■ **TASK DIRECTIONS**: Omit every picture and return the rest of the data unaltered.

■ **Extracted data entries**:

** START **

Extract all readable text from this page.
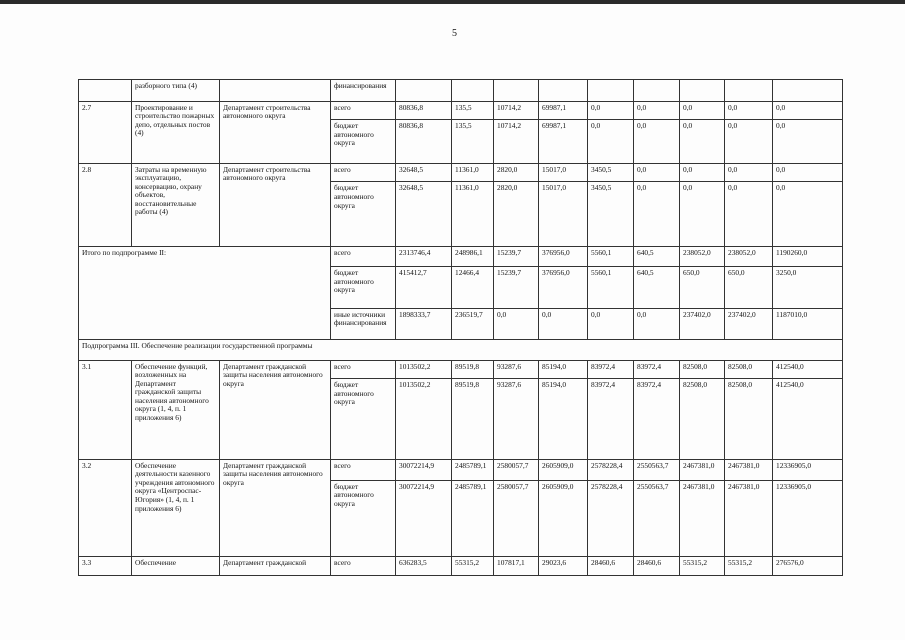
5
	разборного типа (4)		финансирования									
2.7	Проектирование и строительство пожарных депо, отдельных постов (4)	Департамент строительства автономного округа	всего	80836,8	135,5	10714,2	69987,1	0,0	0,0	0,0	0,0	0,0
			бюджет автономного округа	80836,8	135,5	10714,2	69987,1	0,0	0,0	0,0	0,0	0,0
2.8	Затраты на временную эксплуатацию, консервацию, охрану объектов, восстановительные работы (4)	Департамент строительства автономного округа	всего	32648,5	11361,0	2820,0	15017,0	3450,5	0,0	0,0	0,0	0,0
			бюджет автономного округа	32648,5	11361,0	2820,0	15017,0	3450,5	0,0	0,0	0,0	0,0
Итого по подпрограмме II:			всего	2313746,4	248986,1	15239,7	376956,0	5560,1	640,5	238052,0	238052,0	1190260,0
			бюджет автономного округа	415412,7	12466,4	15239,7	376956,0	5560,1	640,5	650,0	650,0	3250,0
			иные источники финансирования	1898333,7	236519,7	0,0	0,0	0,0	0,0	237402,0	237402,0	1187010,0
Подпрограмма III. Обеспечение реализации государственной программы												
3.1	Обеспечение функций, возложенных на Департамент гражданской защиты населения автономного округа (1, 4, п. 1 приложения 6)	Департамент гражданской защиты населения автономного округа	всего	1013502,2	89519,8	93287,6	85194,0	83972,4	83972,4	82508,0	82508,0	412540,0
			бюджет автономного округа	1013502,2	89519,8	93287,6	85194,0	83972,4	83972,4	82508,0	82508,0	412540,0
3.2	Обеспечение деятельности казенного учреждения автономного округа «Центроспас-Югория» (1, 4, п. 1 приложения 6)	Департамент гражданской защиты населения автономного округа	всего	30072214,9	2485789,1	2580057,7	2605909,0	2578228,4	2550563,7	2467381,0	2467381,0	12336905,0
			бюджет автономного округа	30072214,9	2485789,1	2580057,7	2605909,0	2578228,4	2550563,7	2467381,0	2467381,0	12336905,0
3.3	Обеспечение	Департамент гражданской	всего	636283,5	55315,2	107817,1	29023,6	28460,6	28460,6	55315,2	55315,2	276576,0
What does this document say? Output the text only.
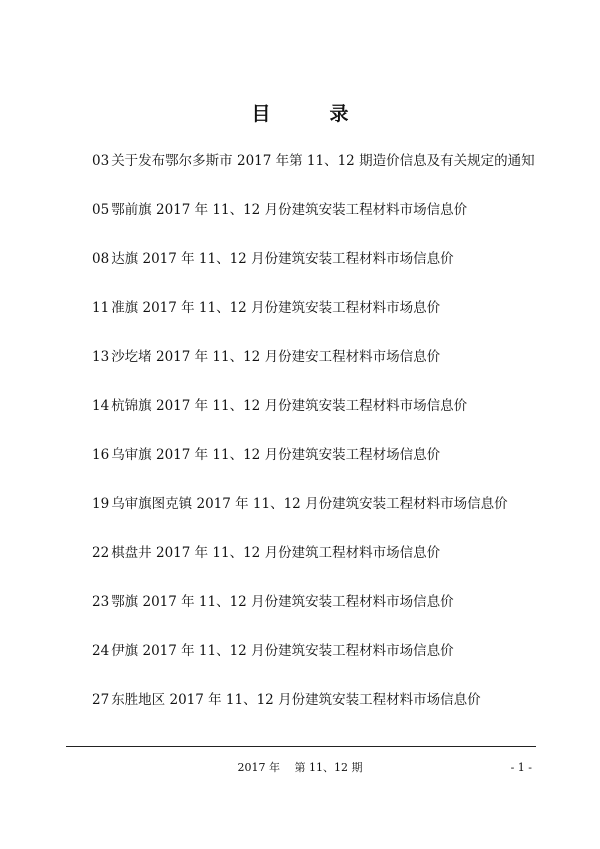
目　录
03 关于发布鄂尔多斯市 2017 年第 11、12 期造价信息及有关规定的通知
05 鄂前旗 2017 年 11、12 月份建筑安装工程材料市场信息价
08 达旗 2017 年 11、12 月份建筑安装工程材料市场信息价
11 准旗 2017 年 11、12 月份建筑安装工程材料市场息价
13 沙圪堵 2017 年 11、12 月份建安工程材料市场信息价
14 杭锦旗 2017 年 11、12 月份建筑安装工程材料市场信息价
16 乌审旗 2017 年 11、12 月份建筑安装工程材场信息价
19 乌审旗图克镇 2017 年 11、12 月份建筑安装工程材料市场信息价
22 棋盘井 2017 年 11、12 月份建筑工程材料市场信息价
23 鄂旗 2017 年 11、12 月份建筑安装工程材料市场信息价
24 伊旗 2017 年 11、12 月份建筑安装工程材料市场信息价
27 东胜地区 2017 年 11、12 月份建筑安装工程材料市场信息价
2017 年　 第 11、12 期	- 1 -
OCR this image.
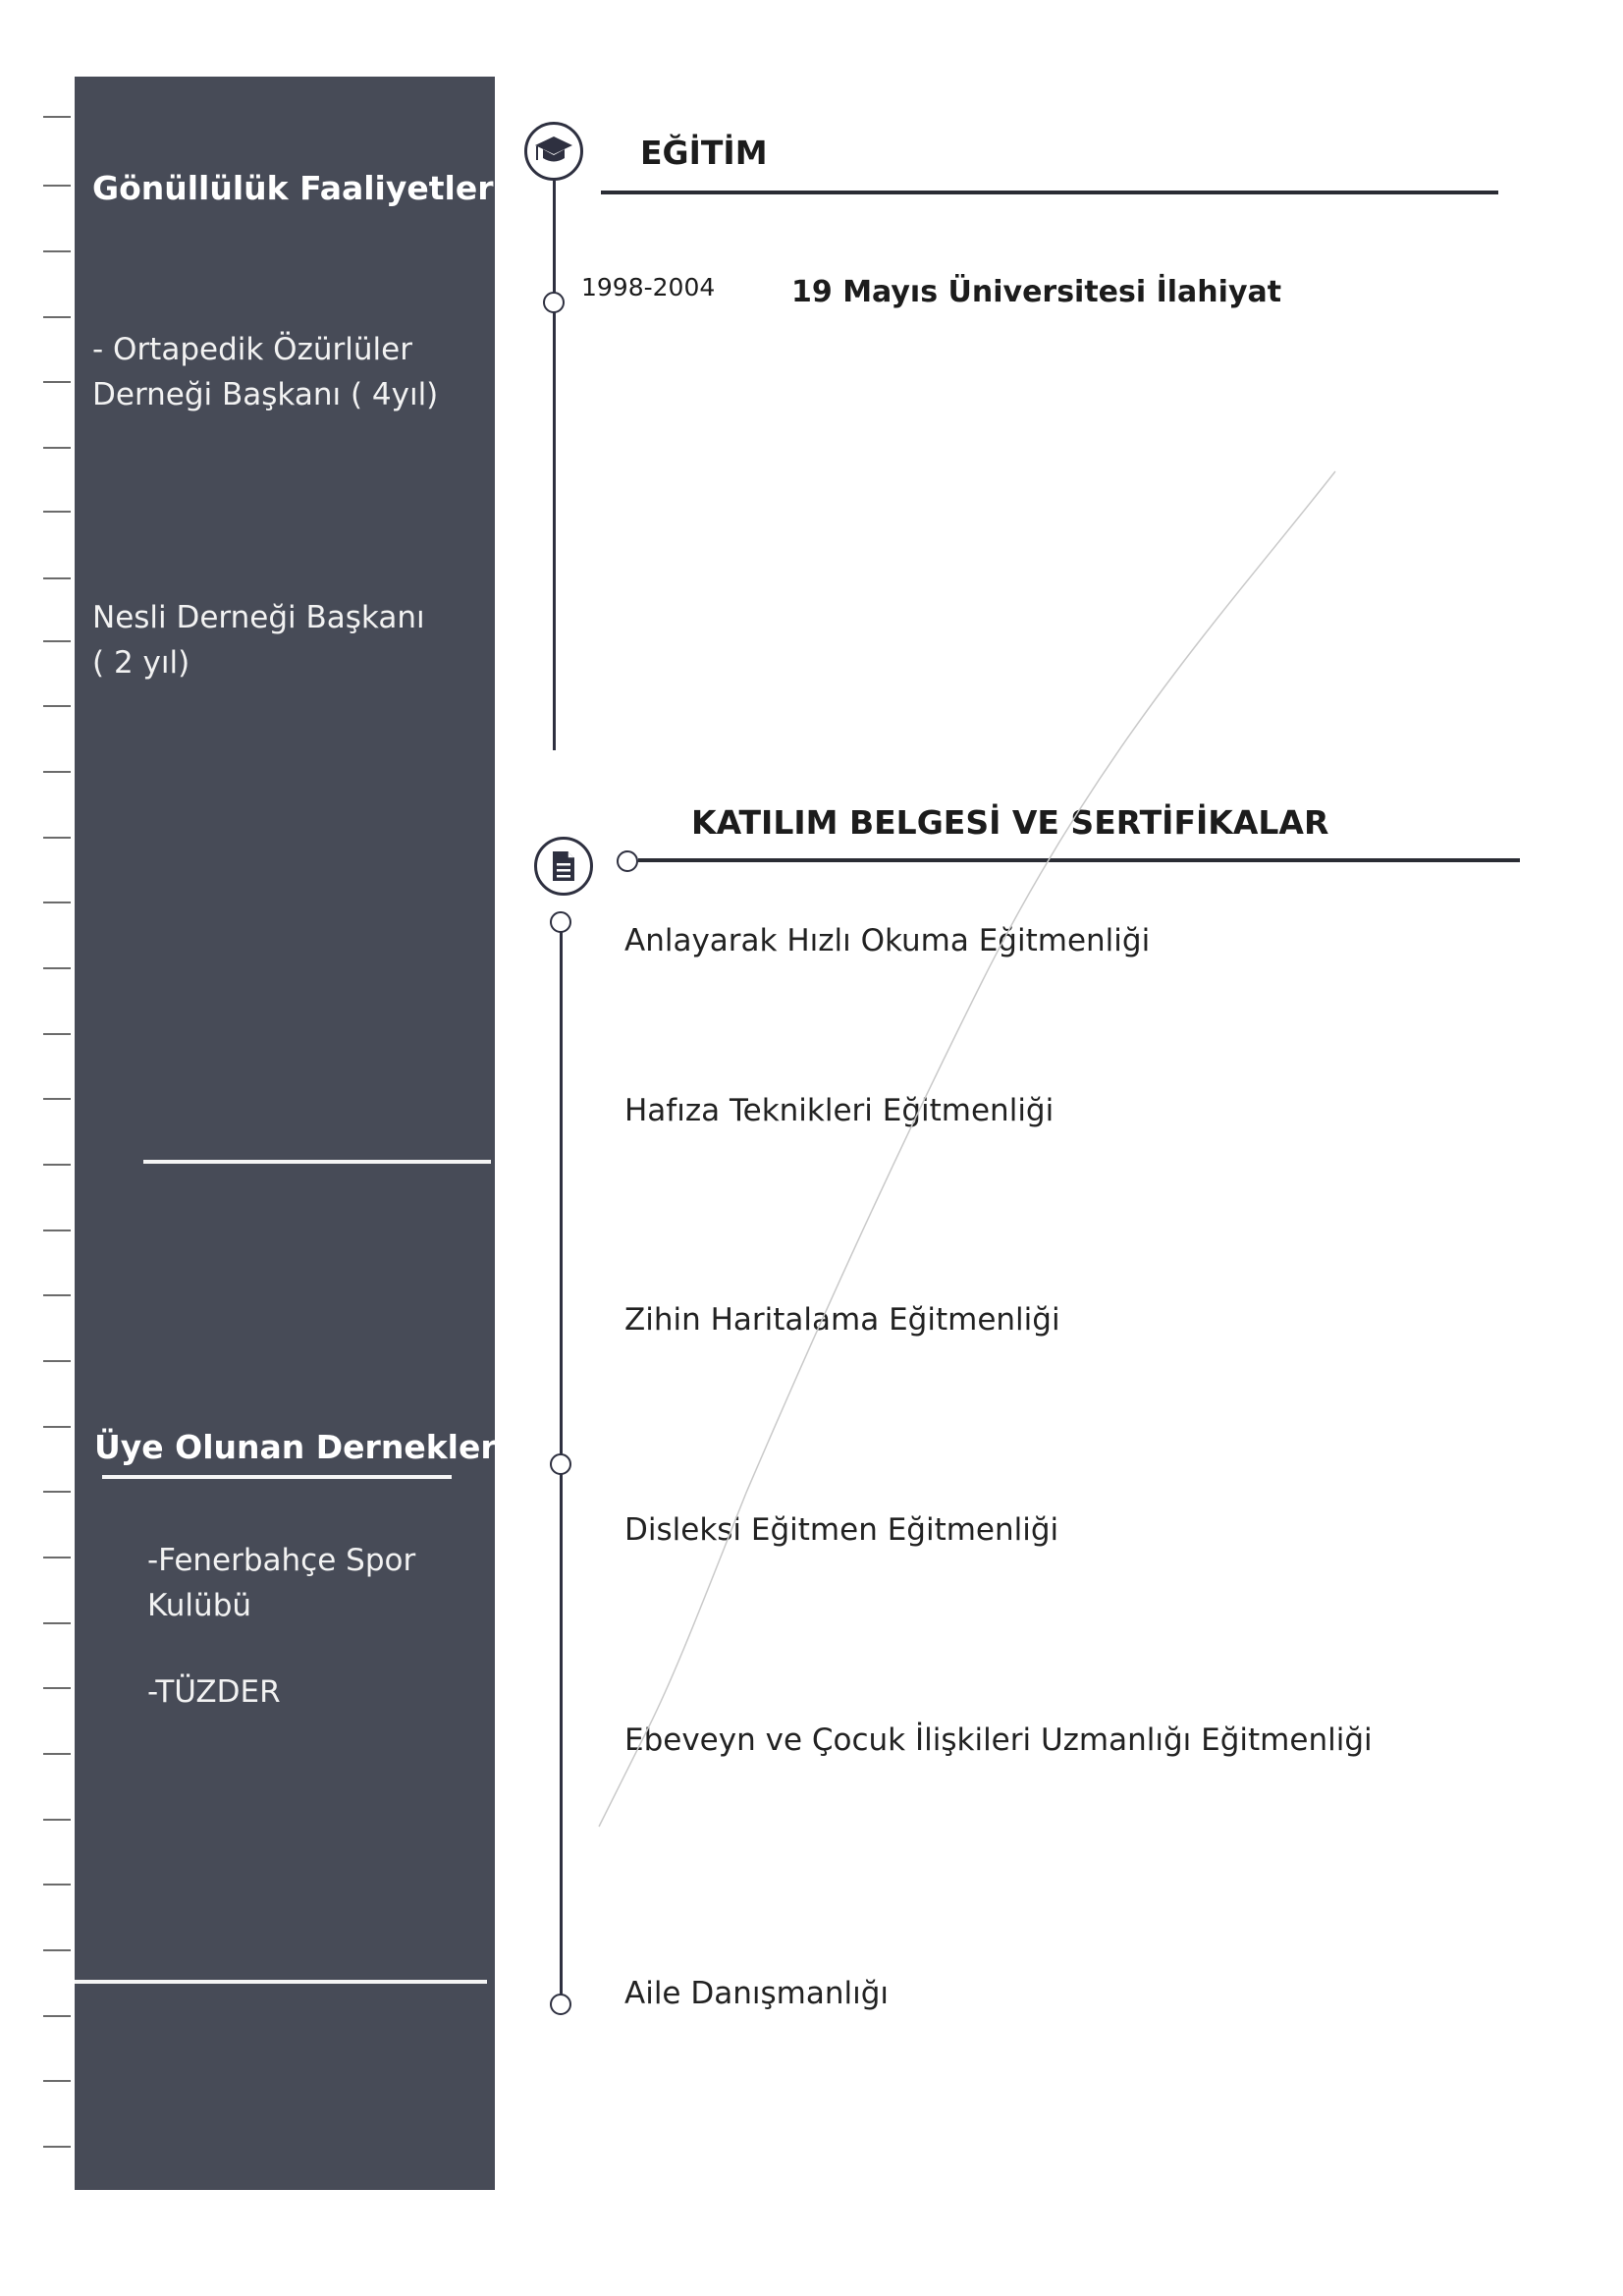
Gönüllülük Faaliyetleri
- Ortapedik Özürlüler
Derneği Başkanı ( 4yıl)
Nesli Derneği Başkanı
( 2 yıl)
Üye Olunan Dernekler
-Fenerbahçe Spor
Kulübü
-TÜZDER
EĞİTİM
1998-2004	19 Mayıs Üniversitesi İlahiyat
KATILIM BELGESİ VE SERTİFİKALAR
Anlayarak Hızlı Okuma Eğitmenliği
Hafıza Teknikleri Eğitmenliği
Zihin Haritalama Eğitmenliği
Disleksi Eğitmen Eğitmenliği
Ebeveyn ve Çocuk İlişkileri Uzmanlığı Eğitmenliği
Aile Danışmanlığı
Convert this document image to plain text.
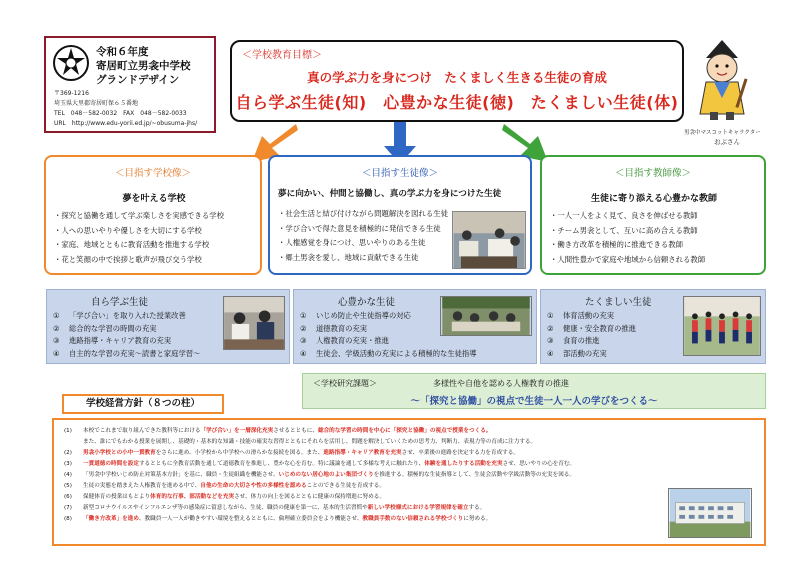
令和６年度
寄居町立男衾中学校
グランドデザイン
〒369-1216
埼玉県大里郡寄居町保６５番地
TEL　048－582-0032　FAX　048－582-0033
URL　http://www.edu-yorii.ed.jp/~obusuma-jhs/
＜学校教育目標＞
真の学ぶ力を身につけ　たくましく生きる生徒の育成
自ら学ぶ生徒(知)　心豊かな生徒(徳)　たくましい生徒(体)
男衾中マスコットキャラクター
おぶさん
＜目指す学校像＞
夢を叶える学校
・探究と協働を通して学ぶ楽しさを実感できる学校
・人への思いやりや優しさを大切にする学校
・家庭、地域とともに教育活動を推進する学校
・花と笑顔の中で挨拶と歌声が飛び交う学校
＜目指す生徒像＞
夢に向かい、仲間と協働し、真の学ぶ力を身につけた生徒
・社会生活と結び付けながら問題解決を図れる生徒
・学び合いで得た意見を積極的に発信できる生徒
・人権感覚を身につけ、思いやりのある生徒
・郷土男衾を愛し、地域に貢献できる生徒
＜目指す教師像＞
生徒に寄り添える心豊かな教師
・一人一人をよく見て、良さを伸ばせる教師
・チーム男衾として、互いに高め合える教師
・働き方改革を積極的に推進できる教師
・人間性豊かで家庭や地域から信頼される教師
自ら学ぶ生徒
① 「学び合い」を取り入れた授業改善
② 総合的な学習の時間の充実
③ 進路指導・キャリア教育の充実
④ 自主的な学習の充実～読書と家庭学習～
心豊かな生徒
① いじめ防止や生徒指導の対応
② 道徳教育の充実
③ 人権教育の充実・推進
④ 生徒会、学級活動の充実による積極的な生徒指導
たくましい生徒
① 体育活動の充実
② 健康・安全教育の推進
③ 食育の推進
④ 部活動の充実
＜学校研究課題＞	多様性や自他を認める人権教育の推進
～「探究と協働」の視点で生徒一人一人の学びをつくる～
(1) 本校でこれまで取り組んできた教科等における「学び合い」を一層深化充実させるとともに、総合的な学習の時間を中心に「探究と協働」の視点で授業をつくる。
また、誰にでもわかる授業を展開し、基礎的・基本的な知識・技能の確実な習得とともにそれらを活用し、問題を解決していくための思考力、判断力、表現力等の育成に注力する。
(2) 男衾小学校との小中一貫教育をさらに進め、小学校から中学校への滑らかな接続を図る。また、進路指導・キャリア教育を充実させ、卒業後の進路を決定する力を育成する。
(3) 一貫道徳の時間を設定するとともに全教育活動を通して道徳教育を推進し、豊かな心を育む。特に議論を通して多様な考えに触れたり、体験を通したりする活動を充実させ、思いやりの心を育む。
(4) 「男衾中学校いじめ防止対策基本方針」を基に、職員・生徒組織を機能させ、いじめのない居心地のよい集団づくりを推進する。積極的な生徒指導として、生徒会活動や学級活動等の充実を図る。
(5) 生徒の実態を踏まえた人権教育を進める中で、自他の生命の大切さや性の多様性を認めることのできる生徒を育成する。
(6) 保健体育の授業はもとより体育的な行事、部活動などを充実させ、体力の向上を図るとともに健康の保持増進に努める。
(7) 新型コロナウイルスやインフルエンザ等の感染症に留意しながら、生徒、職員の健康を第一に、基本的生活習慣や新しい学校様式における学習規律を確立する。
(8) 「働き方改革」を進め、教職員一人一人が働きやすい環境を整えるとともに、倫理確立委員会をより機能させ、教職員手数のない信頼される学校づくりに努める。
学校経営方針（８つの柱）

** END **

■ **PROBLEM SOLUTION**:
Extract all readable text from this page.
5
	разборного типа (4)		финансирования									
2.7	Проектирование и строительство пожарных депо, отдельных постов (4)	Департамент строительства автономного округа	всего	80836,8	135,5	10714,2	69987,1	0,0	0,0	0,0	0,0	0,0
			бюджет автономного округа	80836,8	135,5	10714,2	69987,1	0,0	0,0	0,0	0,0	0,0
2.8	Затраты на временную эксплуатацию, консервацию, охрану объектов, восстановительные работы (4)	Департамент строительства автономного округа	всего	32648,5	11361,0	2820,0	15017,0	3450,5	0,0	0,0	0,0	0,0
			бюджет автономного округа	32648,5	11361,0	2820,0	15017,0	3450,5	0,0	0,0	0,0	0,0
Итого по подпрограмме II:			всего	2313746,4	248986,1	15239,7	376956,0	5560,1	640,5	238052,0	238052,0	1190260,0
			бюджет автономного округа	415412,7	12466,4	15239,7	376956,0	5560,1	640,5	650,0	650,0	3250,0
			иные источники финансирования	1898333,7	236519,7	0,0	0,0	0,0	0,0	237402,0	237402,0	1187010,0
Подпрограмма III. Обеспечение реализации государственной программы												
3.1	Обеспечение функций, возложенных на Департамент гражданской защиты населения автономного округа (1, 4, п. 1 приложения 6)	Департамент гражданской защиты населения автономного округа	всего	1013502,2	89519,8	93287,6	85194,0	83972,4	83972,4	82508,0	82508,0	412540,0
			бюджет автономного округа	1013502,2	89519,8	93287,6	85194,0	83972,4	83972,4	82508,0	82508,0	412540,0
3.2	Обеспечение деятельности казенного учреждения автономного округа «Центроспас-Югория» (1, 4, п. 1 приложения 6)	Департамент гражданской защиты населения автономного округа	всего	30072214,9	2485789,1	2580057,7	2605909,0	2578228,4	2550563,7	2467381,0	2467381,0	12336905,0
			бюджет автономного округа	30072214,9	2485789,1	2580057,7	2605909,0	2578228,4	2550563,7	2467381,0	2467381,0	12336905,0
3.3	Обеспечение	Департамент гражданской	всего	636283,5	55315,2	107817,1	29023,6	28460,6	28460,6	55315,2	55315,2	276576,0
What does this document say? Output the text only.
目　录
03 关于发布鄂尔多斯市 2017 年第 11、12 期造价信息及有关规定的通知
05 鄂前旗 2017 年 11、12 月份建筑安装工程材料市场信息价
08 达旗 2017 年 11、12 月份建筑安装工程材料市场信息价
11 准旗 2017 年 11、12 月份建筑安装工程材料市场息价
13 沙圪堵 2017 年 11、12 月份建安工程材料市场信息价
14 杭锦旗 2017 年 11、12 月份建筑安装工程材料市场信息价
16 乌审旗 2017 年 11、12 月份建筑安装工程材场信息价
19 乌审旗图克镇 2017 年 11、12 月份建筑安装工程材料市场信息价
22 棋盘井 2017 年 11、12 月份建筑工程材料市场信息价
23 鄂旗 2017 年 11、12 月份建筑安装工程材料市场信息价
24 伊旗 2017 年 11、12 月份建筑安装工程材料市场信息价
27 东胜地区 2017 年 11、12 月份建筑安装工程材料市场信息价
2017 年　 第 11、12 期	- 1 -
OCR this image.
Gönüllülük Faaliyetleri
- Ortapedik Özürlüler
Derneği Başkanı ( 4yıl)
Nesli Derneği Başkanı
( 2 yıl)
Üye Olunan Dernekler
-Fenerbahçe Spor
Kulübü
-TÜZDER
EĞİTİM
1998-2004	19 Mayıs Üniversitesi İlahiyat
KATILIM BELGESİ VE SERTİFİKALAR
Anlayarak Hızlı Okuma Eğitmenliği
Hafıza Teknikleri Eğitmenliği
Zihin Haritalama Eğitmenliği
Disleksi Eğitmen Eğitmenliği
Ebeveyn ve Çocuk İlişkileri Uzmanlığı Eğitmenliği
Aile Danışmanlığı
Convert this document image to plain text.
令和６年度
寄居町立男衾中学校
グランドデザイン
〒369-1216
埼玉県大里郡寄居町保６５番地
TEL　048－582-0032　FAX　048－582-0033
URL　http://www.edu-yorii.ed.jp/~obusuma-jhs/
＜学校教育目標＞
真の学ぶ力を身につけ　たくましく生きる生徒の育成
自ら学ぶ生徒(知)　心豊かな生徒(徳)　たくましい生徒(体)
男衾中マスコットキャラクター
おぶさん
＜目指す学校像＞
夢を叶える学校
・探究と協働を通して学ぶ楽しさを実感できる学校
・人への思いやりや優しさを大切にする学校
・家庭、地域とともに教育活動を推進する学校
・花と笑顔の中で挨拶と歌声が飛び交う学校
＜目指す生徒像＞
夢に向かい、仲間と協働し、真の学ぶ力を身につけた生徒
・社会生活と結び付けながら問題解決を図れる生徒
・学び合いで得た意見を積極的に発信できる生徒
・人権感覚を身につけ、思いやりのある生徒
・郷土男衾を愛し、地域に貢献できる生徒
＜目指す教師像＞
生徒に寄り添える心豊かな教師
・一人一人をよく見て、良さを伸ばせる教師
・チーム男衾として、互いに高め合える教師
・働き方改革を積極的に推進できる教師
・人間性豊かで家庭や地域から信頼される教師
自ら学ぶ生徒
① 「学び合い」を取り入れた授業改善
② 総合的な学習の時間の充実
③ 進路指導・キャリア教育の充実
④ 自主的な学習の充実～読書と家庭学習～
心豊かな生徒
① いじめ防止や生徒指導の対応
② 道徳教育の充実
③ 人権教育の充実・推進
④ 生徒会、学級活動の充実による積極的な生徒指導
たくましい生徒
① 体育活動の充実
② 健康・安全教育の推進
③ 食育の推進
④ 部活動の充実
＜学校研究課題＞	多様性や自他を認める人権教育の推進
～「探究と協働」の視点で生徒一人一人の学びをつくる～
(1) 本校でこれまで取り組んできた教科等における「学び合い」を一層深化充実させるとともに、総合的な学習の時間を中心に「探究と協働」の視点で授業をつくる。
また、誰にでもわかる授業を展開し、基礎的・基本的な知識・技能の確実な習得とともにそれらを活用し、問題を解決していくための思考力、判断力、表現力等の育成に注力する。
(2) 男衾小学校との小中一貫教育をさらに進め、小学校から中学校への滑らかな接続を図る。また、進路指導・キャリア教育を充実させ、卒業後の進路を決定する力を育成する。
(3) 一貫道徳の時間を設定するとともに全教育活動を通して道徳教育を推進し、豊かな心を育む。特に議論を通して多様な考えに触れたり、体験を通したりする活動を充実させ、思いやりの心を育む。
(4) 「男衾中学校いじめ防止対策基本方針」を基に、職員・生徒組織を機能させ、いじめのない居心地のよい集団づくりを推進する。積極的な生徒指導として、生徒会活動や学級活動等の充実を図る。
(5) 生徒の実態を踏まえた人権教育を進める中で、自他の生命の大切さや性の多様性を認めることのできる生徒を育成する。
(6) 保健体育の授業はもとより体育的な行事、部活動などを充実させ、体力の向上を図るとともに健康の保持増進に努める。
(7) 新型コロナウイルスやインフルエンザ等の感染症に留意しながら、生徒、職員の健康を第一に、基本的生活習慣や新しい学校様式における学習規律を確立する。
(8) 「働き方改革」を進め、教職員一人一人が働きやすい環境を整えるとともに、倫理確立委員会をより機能させ、教職員手数のない信頼される学校づくりに努める。
学校経営方針（８つの柱）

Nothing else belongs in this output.